## RECORDS SHOWN:
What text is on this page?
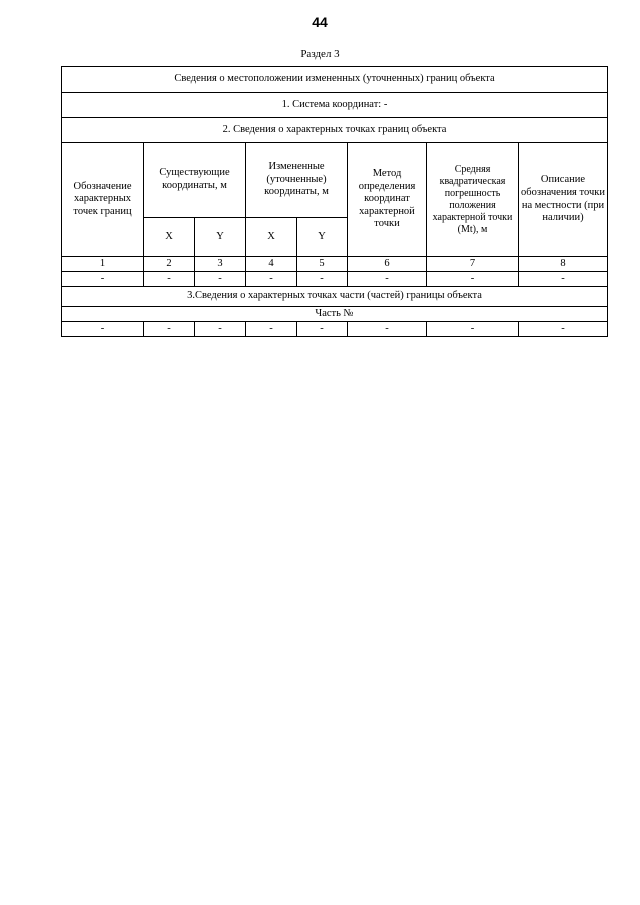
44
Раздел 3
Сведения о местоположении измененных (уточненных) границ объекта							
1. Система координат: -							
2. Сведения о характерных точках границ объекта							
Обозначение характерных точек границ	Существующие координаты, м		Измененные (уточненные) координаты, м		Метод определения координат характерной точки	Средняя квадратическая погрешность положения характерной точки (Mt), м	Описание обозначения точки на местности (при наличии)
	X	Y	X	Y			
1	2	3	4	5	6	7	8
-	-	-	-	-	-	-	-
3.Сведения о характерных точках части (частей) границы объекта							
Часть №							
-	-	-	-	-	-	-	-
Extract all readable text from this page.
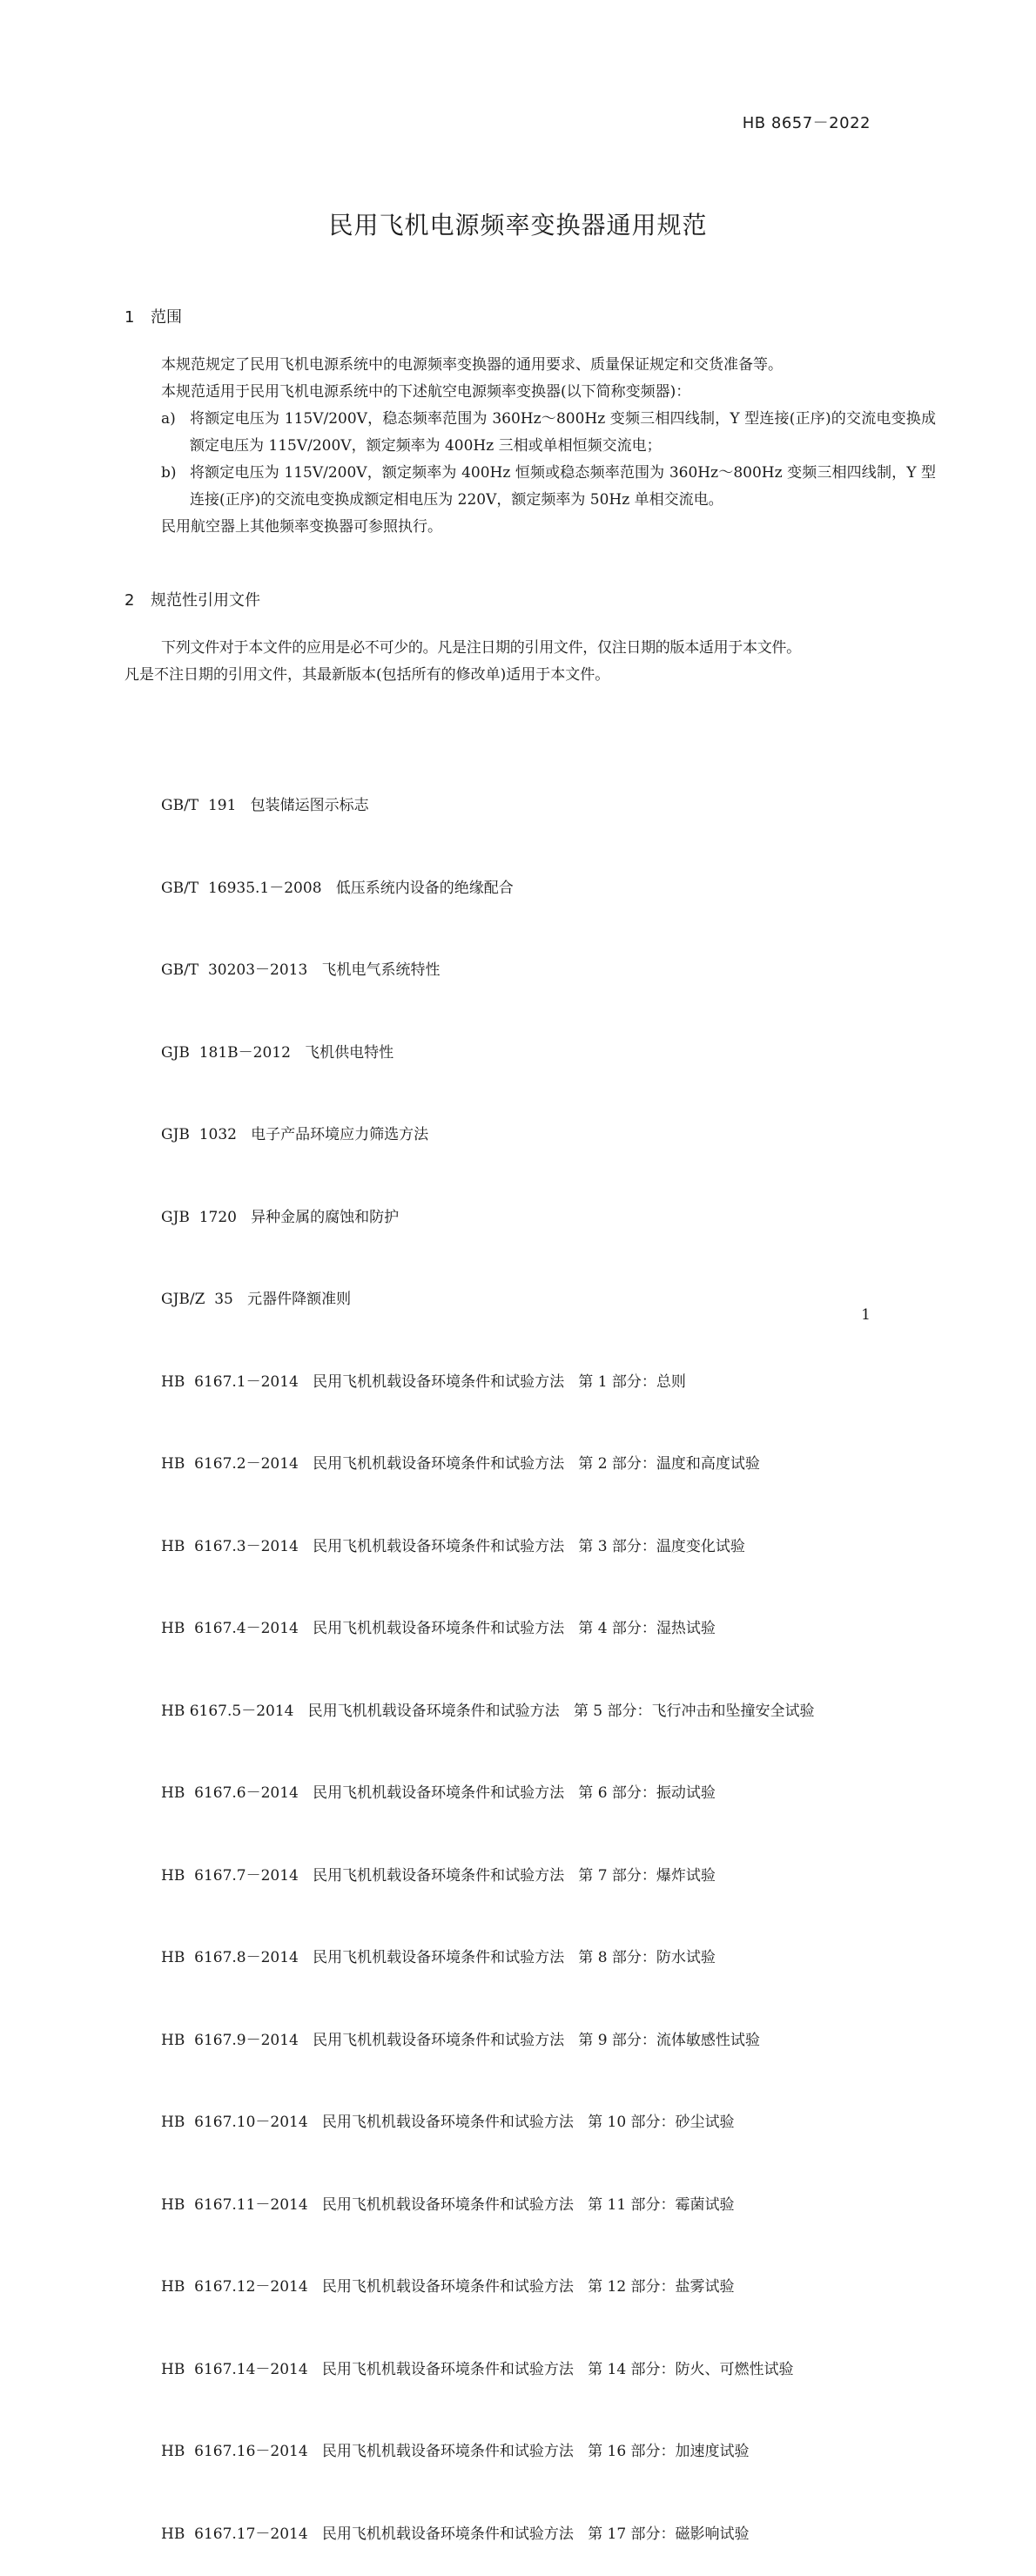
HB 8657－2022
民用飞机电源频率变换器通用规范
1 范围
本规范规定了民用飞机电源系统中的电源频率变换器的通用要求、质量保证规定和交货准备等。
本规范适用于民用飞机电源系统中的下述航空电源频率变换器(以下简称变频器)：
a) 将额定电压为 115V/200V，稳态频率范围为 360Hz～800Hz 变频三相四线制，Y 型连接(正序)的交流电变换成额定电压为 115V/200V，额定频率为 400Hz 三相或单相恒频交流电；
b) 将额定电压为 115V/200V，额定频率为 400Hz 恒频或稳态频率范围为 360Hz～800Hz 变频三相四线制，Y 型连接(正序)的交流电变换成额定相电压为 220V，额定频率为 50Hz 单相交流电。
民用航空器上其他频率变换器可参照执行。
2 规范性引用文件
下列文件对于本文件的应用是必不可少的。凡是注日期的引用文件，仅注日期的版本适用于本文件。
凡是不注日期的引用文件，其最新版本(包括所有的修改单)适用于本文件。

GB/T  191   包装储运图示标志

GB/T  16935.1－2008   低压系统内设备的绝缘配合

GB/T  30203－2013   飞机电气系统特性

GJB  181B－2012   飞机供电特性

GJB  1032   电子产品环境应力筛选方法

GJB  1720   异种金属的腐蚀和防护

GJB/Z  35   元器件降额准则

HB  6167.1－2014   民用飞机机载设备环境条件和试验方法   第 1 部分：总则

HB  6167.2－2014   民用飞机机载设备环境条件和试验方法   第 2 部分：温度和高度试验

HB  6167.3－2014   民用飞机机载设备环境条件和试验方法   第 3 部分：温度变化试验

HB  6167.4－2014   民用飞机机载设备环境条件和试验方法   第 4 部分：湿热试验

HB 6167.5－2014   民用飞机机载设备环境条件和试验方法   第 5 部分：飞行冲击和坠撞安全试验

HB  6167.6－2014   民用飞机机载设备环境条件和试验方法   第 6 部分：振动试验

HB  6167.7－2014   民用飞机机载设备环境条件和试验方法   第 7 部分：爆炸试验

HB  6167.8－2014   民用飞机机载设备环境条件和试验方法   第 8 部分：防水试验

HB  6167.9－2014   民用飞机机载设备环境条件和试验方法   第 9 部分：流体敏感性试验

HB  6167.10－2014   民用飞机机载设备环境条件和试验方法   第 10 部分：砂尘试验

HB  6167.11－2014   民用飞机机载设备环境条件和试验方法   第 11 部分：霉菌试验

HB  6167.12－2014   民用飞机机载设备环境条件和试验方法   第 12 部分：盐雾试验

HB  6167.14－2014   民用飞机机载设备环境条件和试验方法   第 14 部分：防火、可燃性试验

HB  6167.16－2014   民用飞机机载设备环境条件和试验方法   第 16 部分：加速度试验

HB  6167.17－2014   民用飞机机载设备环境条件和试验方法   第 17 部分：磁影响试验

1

## PROBLEM REQUIREMENTS:
Transcribe the listing above verbatim. Omit the pictures.

## WORKED ANSWER:
What text is on this page?
44
Раздел 3
Сведения о местоположении измененных (уточненных) границ объекта							
1. Система координат: -							
2. Сведения о характерных точках границ объекта							
Обозначение характерных точек границ	Существующие координаты, м		Измененные (уточненные) координаты, м		Метод определения координат характерной точки	Средняя квадратическая погрешность положения характерной точки (Mt), м	Описание обозначения точки на местности (при наличии)
	X	Y	X	Y			
1	2	3	4	5	6	7	8
-	-	-	-	-	-	-	-
3.Сведения о характерных точках части (частей) границы объекта							
Часть №							
-	-	-	-	-	-	-	-
Extract all readable text from this page.
HB 8657－2022
民用飞机电源频率变换器通用规范
1 范围
本规范规定了民用飞机电源系统中的电源频率变换器的通用要求、质量保证规定和交货准备等。
本规范适用于民用飞机电源系统中的下述航空电源频率变换器(以下简称变频器)：
a) 将额定电压为 115V/200V，稳态频率范围为 360Hz～800Hz 变频三相四线制，Y 型连接(正序)的交流电变换成额定电压为 115V/200V，额定频率为 400Hz 三相或单相恒频交流电；
b) 将额定电压为 115V/200V，额定频率为 400Hz 恒频或稳态频率范围为 360Hz～800Hz 变频三相四线制，Y 型连接(正序)的交流电变换成额定相电压为 220V，额定频率为 50Hz 单相交流电。
民用航空器上其他频率变换器可参照执行。
2 规范性引用文件
下列文件对于本文件的应用是必不可少的。凡是注日期的引用文件，仅注日期的版本适用于本文件。
凡是不注日期的引用文件，其最新版本(包括所有的修改单)适用于本文件。

GB/T  191   包装储运图示标志

GB/T  16935.1－2008   低压系统内设备的绝缘配合

GB/T  30203－2013   飞机电气系统特性

GJB  181B－2012   飞机供电特性

GJB  1032   电子产品环境应力筛选方法

GJB  1720   异种金属的腐蚀和防护

GJB/Z  35   元器件降额准则

HB  6167.1－2014   民用飞机机载设备环境条件和试验方法   第 1 部分：总则

HB  6167.2－2014   民用飞机机载设备环境条件和试验方法   第 2 部分：温度和高度试验

HB  6167.3－2014   民用飞机机载设备环境条件和试验方法   第 3 部分：温度变化试验

HB  6167.4－2014   民用飞机机载设备环境条件和试验方法   第 4 部分：湿热试验

HB 6167.5－2014   民用飞机机载设备环境条件和试验方法   第 5 部分：飞行冲击和坠撞安全试验

HB  6167.6－2014   民用飞机机载设备环境条件和试验方法   第 6 部分：振动试验

HB  6167.7－2014   民用飞机机载设备环境条件和试验方法   第 7 部分：爆炸试验

HB  6167.8－2014   民用飞机机载设备环境条件和试验方法   第 8 部分：防水试验

HB  6167.9－2014   民用飞机机载设备环境条件和试验方法   第 9 部分：流体敏感性试验

HB  6167.10－2014   民用飞机机载设备环境条件和试验方法   第 10 部分：砂尘试验

HB  6167.11－2014   民用飞机机载设备环境条件和试验方法   第 11 部分：霉菌试验

HB  6167.12－2014   民用飞机机载设备环境条件和试验方法   第 12 部分：盐雾试验

HB  6167.14－2014   民用飞机机载设备环境条件和试验方法   第 14 部分：防火、可燃性试验

HB  6167.16－2014   民用飞机机载设备环境条件和试验方法   第 16 部分：加速度试验

HB  6167.17－2014   民用飞机机载设备环境条件和试验方法   第 17 部分：磁影响试验

1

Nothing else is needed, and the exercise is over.